- _EXERCISE OBJECTIVE_
In full and without alteration, repeat the material.

- _SOURCE MATERIAL_
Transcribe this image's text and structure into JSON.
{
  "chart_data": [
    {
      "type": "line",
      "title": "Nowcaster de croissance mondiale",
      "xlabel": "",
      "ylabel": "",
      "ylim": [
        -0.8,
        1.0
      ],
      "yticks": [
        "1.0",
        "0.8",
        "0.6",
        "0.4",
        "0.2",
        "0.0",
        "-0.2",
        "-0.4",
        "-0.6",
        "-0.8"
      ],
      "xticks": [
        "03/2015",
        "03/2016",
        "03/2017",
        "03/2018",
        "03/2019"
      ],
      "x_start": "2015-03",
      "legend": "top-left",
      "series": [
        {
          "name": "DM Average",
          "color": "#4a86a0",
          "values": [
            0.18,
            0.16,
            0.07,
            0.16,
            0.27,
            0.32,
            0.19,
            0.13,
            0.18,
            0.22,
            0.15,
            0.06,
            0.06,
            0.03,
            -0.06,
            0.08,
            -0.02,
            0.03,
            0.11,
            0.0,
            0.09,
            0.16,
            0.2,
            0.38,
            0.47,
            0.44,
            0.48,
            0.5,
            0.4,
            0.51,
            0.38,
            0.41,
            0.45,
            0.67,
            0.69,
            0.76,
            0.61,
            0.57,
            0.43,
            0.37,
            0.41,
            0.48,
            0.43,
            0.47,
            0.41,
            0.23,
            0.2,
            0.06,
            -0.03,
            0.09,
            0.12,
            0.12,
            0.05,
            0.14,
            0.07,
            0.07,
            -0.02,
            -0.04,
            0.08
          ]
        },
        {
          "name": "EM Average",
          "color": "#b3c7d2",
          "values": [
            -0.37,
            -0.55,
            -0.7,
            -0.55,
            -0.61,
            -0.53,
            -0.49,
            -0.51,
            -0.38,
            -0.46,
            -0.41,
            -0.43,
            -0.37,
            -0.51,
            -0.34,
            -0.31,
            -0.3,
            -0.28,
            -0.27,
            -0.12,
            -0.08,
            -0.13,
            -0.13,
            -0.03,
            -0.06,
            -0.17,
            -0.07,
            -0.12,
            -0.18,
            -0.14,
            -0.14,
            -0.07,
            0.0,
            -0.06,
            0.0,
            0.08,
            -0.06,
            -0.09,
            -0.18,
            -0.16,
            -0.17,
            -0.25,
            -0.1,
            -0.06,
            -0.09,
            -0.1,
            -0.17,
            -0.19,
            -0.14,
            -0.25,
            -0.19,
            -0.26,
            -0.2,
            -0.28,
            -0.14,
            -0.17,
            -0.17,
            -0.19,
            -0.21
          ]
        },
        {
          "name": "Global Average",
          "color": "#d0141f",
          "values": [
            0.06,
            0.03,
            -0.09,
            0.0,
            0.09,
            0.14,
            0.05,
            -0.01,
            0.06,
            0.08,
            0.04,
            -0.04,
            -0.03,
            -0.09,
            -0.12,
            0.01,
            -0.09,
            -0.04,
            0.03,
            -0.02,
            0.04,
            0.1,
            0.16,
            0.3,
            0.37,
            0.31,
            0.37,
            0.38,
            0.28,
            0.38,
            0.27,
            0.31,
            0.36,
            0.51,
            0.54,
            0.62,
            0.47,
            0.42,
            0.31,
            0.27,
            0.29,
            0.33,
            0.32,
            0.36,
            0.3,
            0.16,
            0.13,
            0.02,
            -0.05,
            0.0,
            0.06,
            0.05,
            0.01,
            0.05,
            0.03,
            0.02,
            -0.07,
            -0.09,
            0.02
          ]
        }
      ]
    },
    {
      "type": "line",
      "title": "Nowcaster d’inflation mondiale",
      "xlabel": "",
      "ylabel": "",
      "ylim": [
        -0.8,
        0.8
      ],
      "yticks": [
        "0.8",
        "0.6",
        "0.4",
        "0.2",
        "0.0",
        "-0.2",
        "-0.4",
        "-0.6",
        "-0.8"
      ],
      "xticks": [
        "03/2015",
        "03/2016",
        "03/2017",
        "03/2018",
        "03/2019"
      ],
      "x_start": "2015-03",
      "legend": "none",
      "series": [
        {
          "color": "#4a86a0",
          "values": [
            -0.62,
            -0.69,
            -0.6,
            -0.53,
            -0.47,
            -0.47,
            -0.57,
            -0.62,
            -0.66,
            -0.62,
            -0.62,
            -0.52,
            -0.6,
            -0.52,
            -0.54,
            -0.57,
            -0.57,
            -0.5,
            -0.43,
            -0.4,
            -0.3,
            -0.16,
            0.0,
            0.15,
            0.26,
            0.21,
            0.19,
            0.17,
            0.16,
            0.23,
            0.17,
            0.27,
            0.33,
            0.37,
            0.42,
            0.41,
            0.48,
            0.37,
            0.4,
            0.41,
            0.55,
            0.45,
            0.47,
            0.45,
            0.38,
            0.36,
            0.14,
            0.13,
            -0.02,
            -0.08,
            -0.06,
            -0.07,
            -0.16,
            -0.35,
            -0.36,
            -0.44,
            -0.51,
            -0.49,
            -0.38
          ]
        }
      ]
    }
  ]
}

- _RESPONSE FOR THIS EXERCISE_
Transcribe this image's text and structure into JSON.
{
  "chart_data": [
    {
      "type": "line",
      "title": "Nowcaster de croissance mondiale",
      "xlabel": "",
      "ylabel": "",
      "ylim": [
        -0.8,
        1.0
      ],
      "yticks": [
        "1.0",
        "0.8",
        "0.6",
        "0.4",
        "0.2",
        "0.0",
        "-0.2",
        "-0.4",
        "-0.6",
        "-0.8"
      ],
      "xticks": [
        "03/2015",
        "03/2016",
        "03/2017",
        "03/2018",
        "03/2019"
      ],
      "x_start": "2015-03",
      "legend": "top-left",
      "series": [
        {
          "name": "DM Average",
          "color": "#4a86a0",
          "values": [
            0.18,
            0.16,
            0.07,
            0.16,
            0.27,
            0.32,
            0.19,
            0.13,
            0.18,
            0.22,
            0.15,
            0.06,
            0.06,
            0.03,
            -0.06,
            0.08,
            -0.02,
            0.03,
            0.11,
            0.0,
            0.09,
            0.16,
            0.2,
            0.38,
            0.47,
            0.44,
            0.48,
            0.5,
            0.4,
            0.51,
            0.38,
            0.41,
            0.45,
            0.67,
            0.69,
            0.76,
            0.61,
            0.57,
            0.43,
            0.37,
            0.41,
            0.48,
            0.43,
            0.47,
            0.41,
            0.23,
            0.2,
            0.06,
            -0.03,
            0.09,
            0.12,
            0.12,
            0.05,
            0.14,
            0.07,
            0.07,
            -0.02,
            -0.04,
            0.08
          ]
        },
        {
          "name": "EM Average",
          "color": "#b3c7d2",
          "values": [
            -0.37,
            -0.55,
            -0.7,
            -0.55,
            -0.61,
            -0.53,
            -0.49,
            -0.51,
            -0.38,
            -0.46,
            -0.41,
            -0.43,
            -0.37,
            -0.51,
            -0.34,
            -0.31,
            -0.3,
            -0.28,
            -0.27,
            -0.12,
            -0.08,
            -0.13,
            -0.13,
            -0.03,
            -0.06,
            -0.17,
            -0.07,
            -0.12,
            -0.18,
            -0.14,
            -0.14,
            -0.07,
            0.0,
            -0.06,
            0.0,
            0.08,
            -0.06,
            -0.09,
            -0.18,
            -0.16,
            -0.17,
            -0.25,
            -0.1,
            -0.06,
            -0.09,
            -0.1,
            -0.17,
            -0.19,
            -0.14,
            -0.25,
            -0.19,
            -0.26,
            -0.2,
            -0.28,
            -0.14,
            -0.17,
            -0.17,
            -0.19,
            -0.21
          ]
        },
        {
          "name": "Global Average",
          "color": "#d0141f",
          "values": [
            0.06,
            0.03,
            -0.09,
            0.0,
            0.09,
            0.14,
            0.05,
            -0.01,
            0.06,
            0.08,
            0.04,
            -0.04,
            -0.03,
            -0.09,
            -0.12,
            0.01,
            -0.09,
            -0.04,
            0.03,
            -0.02,
            0.04,
            0.1,
            0.16,
            0.3,
            0.37,
            0.31,
            0.37,
            0.38,
            0.28,
            0.38,
            0.27,
            0.31,
            0.36,
            0.51,
            0.54,
            0.62,
            0.47,
            0.42,
            0.31,
            0.27,
            0.29,
            0.33,
            0.32,
            0.36,
            0.3,
            0.16,
            0.13,
            0.02,
            -0.05,
            0.0,
            0.06,
            0.05,
            0.01,
            0.05,
            0.03,
            0.02,
            -0.07,
            -0.09,
            0.02
          ]
        }
      ]
    },
    {
      "type": "line",
      "title": "Nowcaster d’inflation mondiale",
      "xlabel": "",
      "ylabel": "",
      "ylim": [
        -0.8,
        0.8
      ],
      "yticks": [
        "0.8",
        "0.6",
        "0.4",
        "0.2",
        "0.0",
        "-0.2",
        "-0.4",
        "-0.6",
        "-0.8"
      ],
      "xticks": [
        "03/2015",
        "03/2016",
        "03/2017",
        "03/2018",
        "03/2019"
      ],
      "x_start": "2015-03",
      "legend": "none",
      "series": [
        {
          "color": "#4a86a0",
          "values": [
            -0.62,
            -0.69,
            -0.6,
            -0.53,
            -0.47,
            -0.47,
            -0.57,
            -0.62,
            -0.66,
            -0.62,
            -0.62,
            -0.52,
            -0.6,
            -0.52,
            -0.54,
            -0.57,
            -0.57,
            -0.5,
            -0.43,
            -0.4,
            -0.3,
            -0.16,
            0.0,
            0.15,
            0.26,
            0.21,
            0.19,
            0.17,
            0.16,
            0.23,
            0.17,
            0.27,
            0.33,
            0.37,
            0.42,
            0.41,
            0.48,
            0.37,
            0.4,
            0.41,
            0.55,
            0.45,
            0.47,
            0.45,
            0.38,
            0.36,
            0.14,
            0.13,
            -0.02,
            -0.08,
            -0.06,
            -0.07,
            -0.16,
            -0.35,
            -0.36,
            -0.44,
            -0.51,
            -0.49,
            -0.38
          ]
        }
      ]
    }
  ]
}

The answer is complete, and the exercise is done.